- _Task goal_
Below are entries to be transcribed exactly; exclude the pictures from the copy.

## START

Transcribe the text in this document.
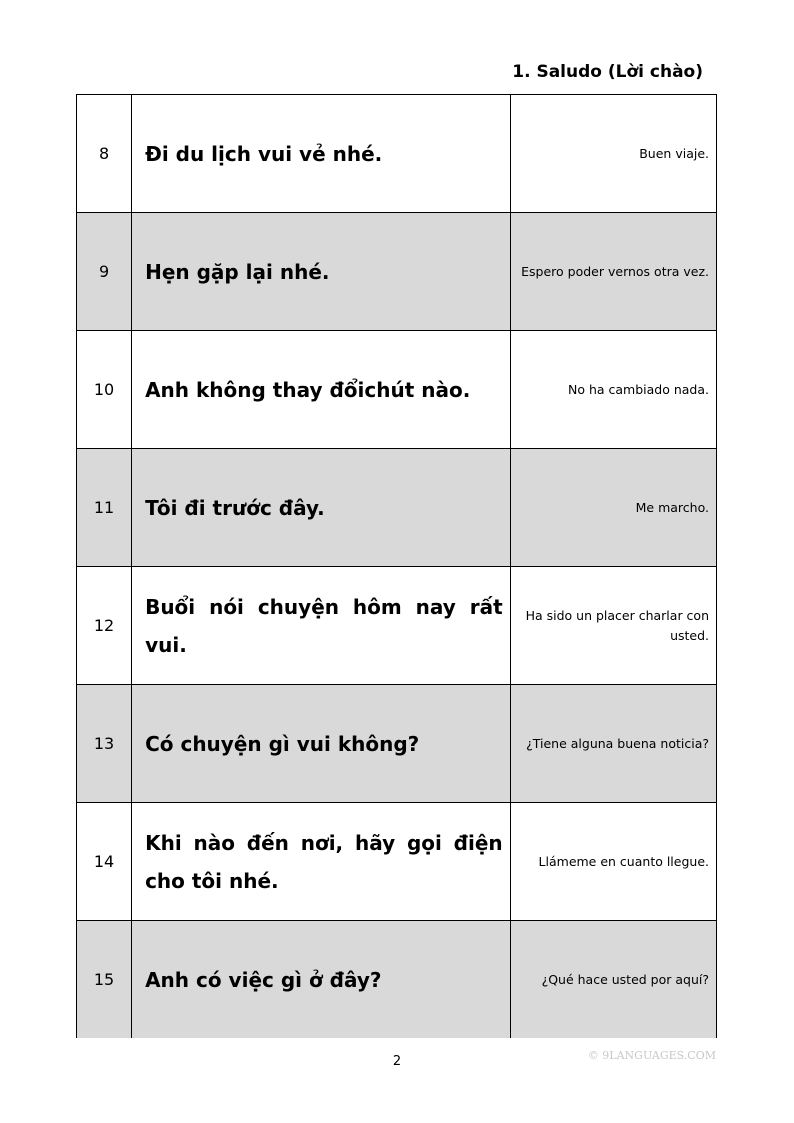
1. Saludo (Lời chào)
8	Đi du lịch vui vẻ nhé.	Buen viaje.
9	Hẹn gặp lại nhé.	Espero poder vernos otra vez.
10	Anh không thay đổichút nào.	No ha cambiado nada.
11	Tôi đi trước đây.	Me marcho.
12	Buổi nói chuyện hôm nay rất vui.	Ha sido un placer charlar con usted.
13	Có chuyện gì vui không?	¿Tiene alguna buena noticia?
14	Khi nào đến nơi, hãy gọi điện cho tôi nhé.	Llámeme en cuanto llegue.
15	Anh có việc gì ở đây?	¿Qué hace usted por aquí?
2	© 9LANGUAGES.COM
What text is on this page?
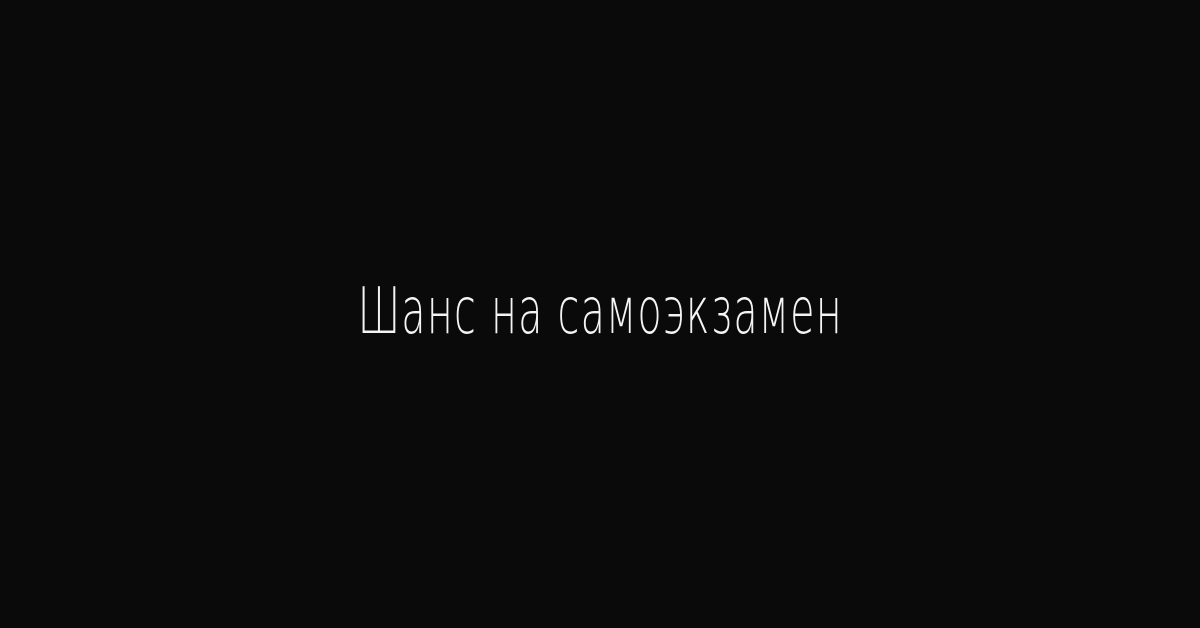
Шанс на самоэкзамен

## END

- _Task solution_
Transcribe the text in this document.
1. Saludo (Lời chào)
8	Đi du lịch vui vẻ nhé.	Buen viaje.
9	Hẹn gặp lại nhé.	Espero poder vernos otra vez.
10	Anh không thay đổichút nào.	No ha cambiado nada.
11	Tôi đi trước đây.	Me marcho.
12	Buổi nói chuyện hôm nay rất vui.	Ha sido un placer charlar con usted.
13	Có chuyện gì vui không?	¿Tiene alguna buena noticia?
14	Khi nào đến nơi, hãy gọi điện cho tôi nhé.	Llámeme en cuanto llegue.
15	Anh có việc gì ở đây?	¿Qué hace usted por aquí?
2	© 9LANGUAGES.COM
What text is on this page?
Шанс на самоэкзамен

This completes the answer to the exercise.